◆ PAGE TEXT:
####

Evaluate $\displaystyle \int \dfrac{\log x - 1}{\left(\log x\right)^2} \; dx$
$\begin{aligned}
\text{Let } I & = \int \dfrac{\log x - 1}{\left(\log x\right)^2} \; dx \\\\
& = \int \left[\dfrac{1}{\log x} - \dfrac{1}{\left(\log x\right)^2}\right] \; dx \;\;\; \cdots \; (1)
\end{aligned}$
Let $\log x = t$ $\;\;\; \cdots (2a)$
$\implies$ $x = e^t$ $\;\;\; \cdots \; (2b)$
Differentiating equation $(2a)$ gives
$\dfrac{1}{x} \; dx = dt$ $\implies$ $dx = x \; dt$ $\implies$ $dx = e^t \; dt$ $\;\;\;$ [by equation $(2a)$] $\;\;\; \cdots \; (2c)$
$\therefore$ $\;$ In view of equations $(2a)$ and $(2c)$, equation $(1)$ becomes
$I = \displaystyle \int \left[e^t \left(\dfrac{1}{t} - \dfrac{1}{t^2}\right)\right] \; dt$ $\;\;\; \cdots \; (3)$
If $f\left(t\right) = \dfrac{1}{t}$, then $f'\left(t\right) = \dfrac{-1}{t^2}$
$\therefore$ $\;$ Equation $(3)$ can be rewritten as
$I = \displaystyle \int e^t \left[\dfrac{1}{t} + \dfrac{d}{dt} \left(\dfrac{1}{t}\right)\right] \; dt$
i.e. $I = \dfrac{e^t}{t} + c = \dfrac{e^{\log x}}{\log x} + c$ $\;\;\;$ [by equation $(2a)$]
i.e. $I = \dfrac{x}{\log x} + c$
$\left[\text{Note: }\displaystyle \int e^x \left[f\left(x\right) + f'\left(x\right)\right] \; dx = e^x \; f\left(x\right) + c\right]$

####

◆ SOURCE EXCERPT:
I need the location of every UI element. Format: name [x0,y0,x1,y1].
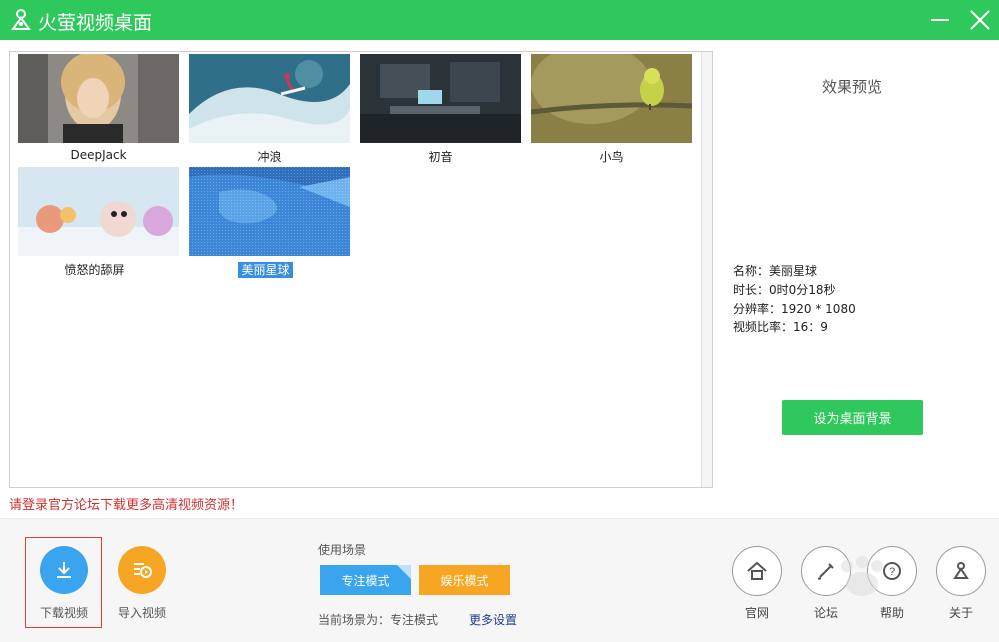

####

◆ GIVEN REQUEST 1: In the worked integration solution, what final result is given for the integral?
◆ GIVEN REQUEST 2: List every label in parentheses that the worked integration solution assigns to an equation.

◆ FINAL ANSWER 1: I = x/log x + c

◆ FINAL ANSWER 2: (1), (2a), (2b), (2c), (3)